**Records shown:**
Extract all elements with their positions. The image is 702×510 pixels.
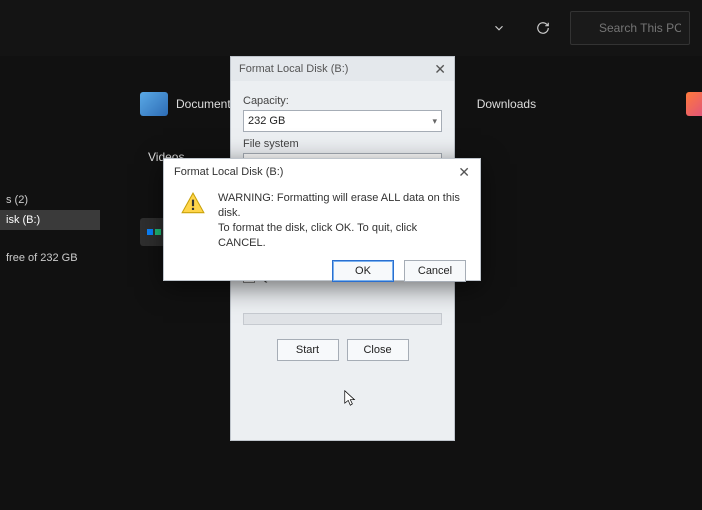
format-title: Format Local Disk (B:) <box>239 63 348 75</box>
ok-button[interactable]: OK <box>332 260 394 282</box>
chevron-down-icon: ▾ <box>432 116 437 127</box>
capacity-select[interactable]: 232 GB ▾ <box>243 110 442 132</box>
capacity-label: Capacity: <box>243 95 442 107</box>
start-button[interactable]: Start <box>277 339 339 361</box>
explorer-topbar <box>0 0 702 56</box>
desktop: Documents Downloads Music Videos s (2) i… <box>0 0 702 510</box>
folder-documents[interactable]: Documents <box>140 92 237 116</box>
warning-dialog: Format Local Disk (B:) ✕ WARNING: Format… <box>163 158 481 281</box>
sidebar-fragment: s (2) isk (B:) free of 232 GB <box>0 190 100 268</box>
folder-music[interactable]: Music <box>686 92 702 116</box>
chevron-down-icon[interactable] <box>482 11 516 45</box>
search-wrap <box>570 11 690 45</box>
filesystem-label: File system <box>243 138 442 150</box>
format-titlebar: Format Local Disk (B:) ✕ <box>231 57 454 81</box>
search-input[interactable] <box>570 11 690 45</box>
warning-icon <box>180 191 206 217</box>
folder-label: Documents <box>176 97 237 111</box>
close-icon[interactable]: ✕ <box>458 164 470 181</box>
warning-title: Format Local Disk (B:) <box>174 166 283 178</box>
refresh-icon[interactable] <box>526 11 560 45</box>
warning-line1: WARNING: Formatting will erase ALL data … <box>218 191 464 221</box>
folder-downloads[interactable]: Downloads <box>477 92 536 116</box>
folder-label: Downloads <box>477 97 536 111</box>
sidebar-row-selected[interactable]: isk (B:) <box>0 210 100 230</box>
warning-line2: To format the disk, click OK. To quit, c… <box>218 221 464 251</box>
capacity-value: 232 GB <box>248 115 285 127</box>
folder-icon <box>140 92 168 116</box>
cancel-button[interactable]: Cancel <box>404 260 466 282</box>
sidebar-row[interactable]: s (2) <box>0 190 100 210</box>
close-icon[interactable]: ✕ <box>434 61 446 78</box>
sidebar-freespace: free of 232 GB <box>0 248 100 268</box>
warning-titlebar: Format Local Disk (B:) ✕ <box>164 159 480 185</box>
warning-message: WARNING: Formatting will erase ALL data … <box>218 191 464 250</box>
folder-icon <box>686 92 702 116</box>
format-progressbar <box>243 313 442 325</box>
close-button[interactable]: Close <box>347 339 409 361</box>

**Short exercise:** List each line above that contains the string "capacity".

**The answer:**
capacity-select[interactable]: 232 GB ▾ <box>243 110 442 132</box>
capacity-label: Capacity: <box>243 95 442 107</box>
capacity-value: 232 GB <box>248 115 285 127</box>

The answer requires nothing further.